# INSTRUCTION:
Pick out every line that holds the string "watermark" and copy it.

* Start DATA ROWS *

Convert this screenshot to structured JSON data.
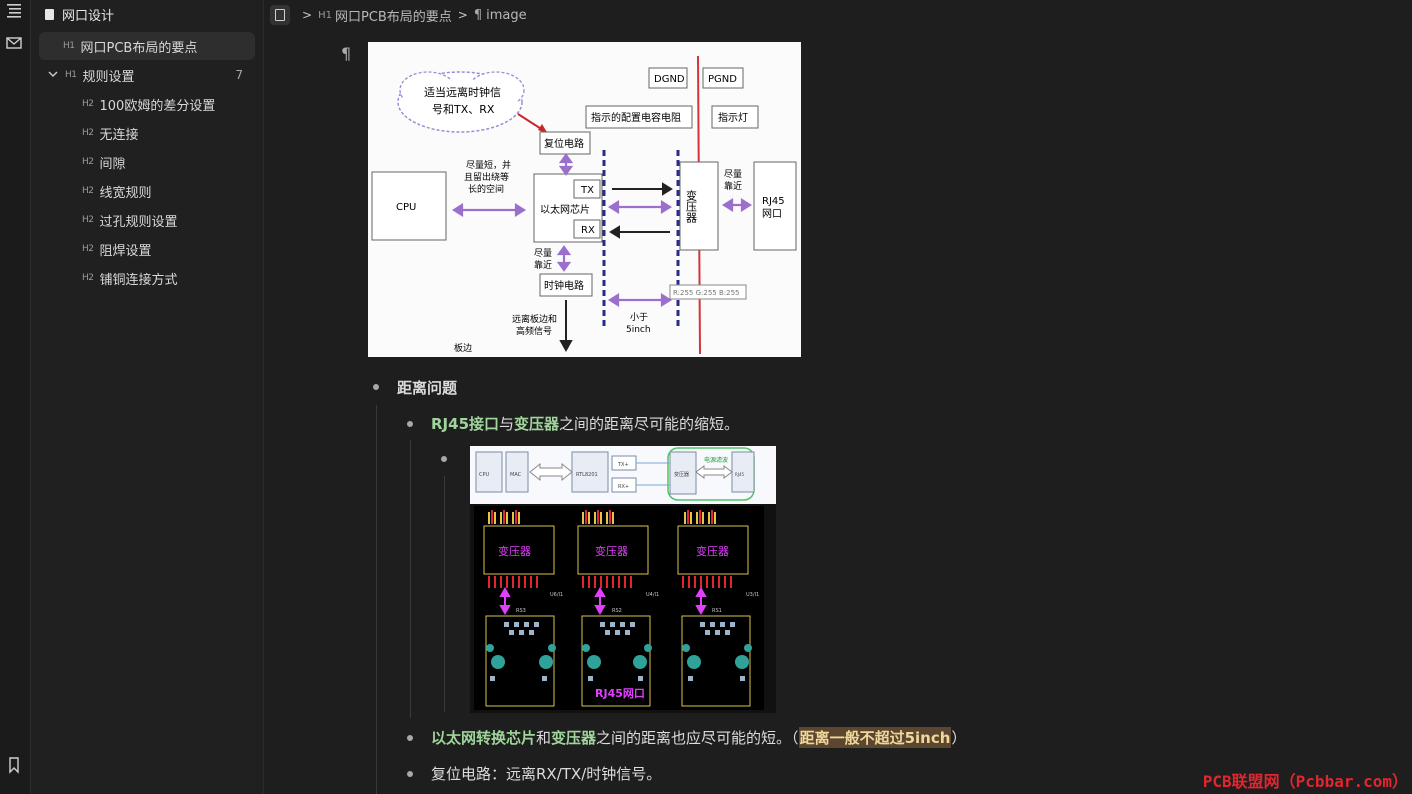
{
  "outline": {
    "doc_title": "网口设计",
    "items": [
      {
        "level": "H1",
        "label": "网口PCB布局的要点"
      },
      {
        "level": "H1",
        "label": "规则设置",
        "count": "7"
      },
      {
        "level": "H2",
        "label": "100欧姆的差分设置"
      },
      {
        "level": "H2",
        "label": "无连接"
      },
      {
        "level": "H2",
        "label": "间隙"
      },
      {
        "level": "H2",
        "label": "线宽规则"
      },
      {
        "level": "H2",
        "label": "过孔规则设置"
      },
      {
        "level": "H2",
        "label": "阻焊设置"
      },
      {
        "level": "H2",
        "label": "铺铜连接方式"
      }
    ]
  },
  "breadcrumb": {
    "heading_level": "H1",
    "heading": "网口PCB布局的要点",
    "pilcrow": "¶",
    "leaf": "image"
  },
  "diagram1": {
    "cloud": [
      "适当远离时钟信",
      "号和TX、RX"
    ],
    "dgnd": "DGND",
    "pgnd": "PGND",
    "cap_note": "指示的配置电容电阻",
    "led": "指示灯",
    "reset": "复位电路",
    "cpu": "CPU",
    "short_note": [
      "尽量短，并",
      "且留出绕等",
      "长的空间"
    ],
    "phy": "以太网芯片",
    "tx": "TX",
    "rx": "RX",
    "transformer": "变压器",
    "near1": [
      "尽量",
      "靠近"
    ],
    "rj45": [
      "RJ45",
      "网口"
    ],
    "near2": [
      "尽量",
      "靠近"
    ],
    "clock": "时钟电路",
    "rgb": "R:255 G:255 B:255",
    "away_note": [
      "远离板边和",
      "高频信号"
    ],
    "lt5": [
      "小于",
      "5inch"
    ],
    "edge": "板边"
  },
  "diagram2": {
    "top_labels": [
      "CPU",
      "MAC",
      "RTL8201",
      "TX+",
      "RX+",
      "变压器",
      "电源滤波",
      "RJ45"
    ],
    "transformer": "变压器",
    "rj45": "RJ45网口",
    "silk": [
      "U6/I1",
      "U4/I1",
      "U3/I1",
      "RS3",
      "RS2",
      "RS1"
    ]
  },
  "content": {
    "pilcrow": "¶",
    "b1": "距离问题",
    "b2_a": "RJ45接口",
    "b2_b": "与",
    "b2_c": "变压器",
    "b2_d": "之间的距离尽可能的缩短。",
    "b3_a": "以太网转换芯片",
    "b3_b": "和",
    "b3_c": "变压器",
    "b3_d": "之间的距离也应尽可能的短。（",
    "b3_e": "距离一般不超过5inch",
    "b3_f": "）",
    "b4": "复位电路：远离RX/TX/时钟信号。"
  },
  "watermark": "PCB联盟网（Pcbbar.com）",
  "colors": {
    "accent_green": "#9fd49b",
    "highlight_bg": "#5b4630",
    "watermark": "#e0262e"
  }
}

* End DATA ROWS *

# ANSWER FOR THE TASK:
  "watermark": "PCB联盟网（Pcbbar.com）",
    "watermark": "#e0262e"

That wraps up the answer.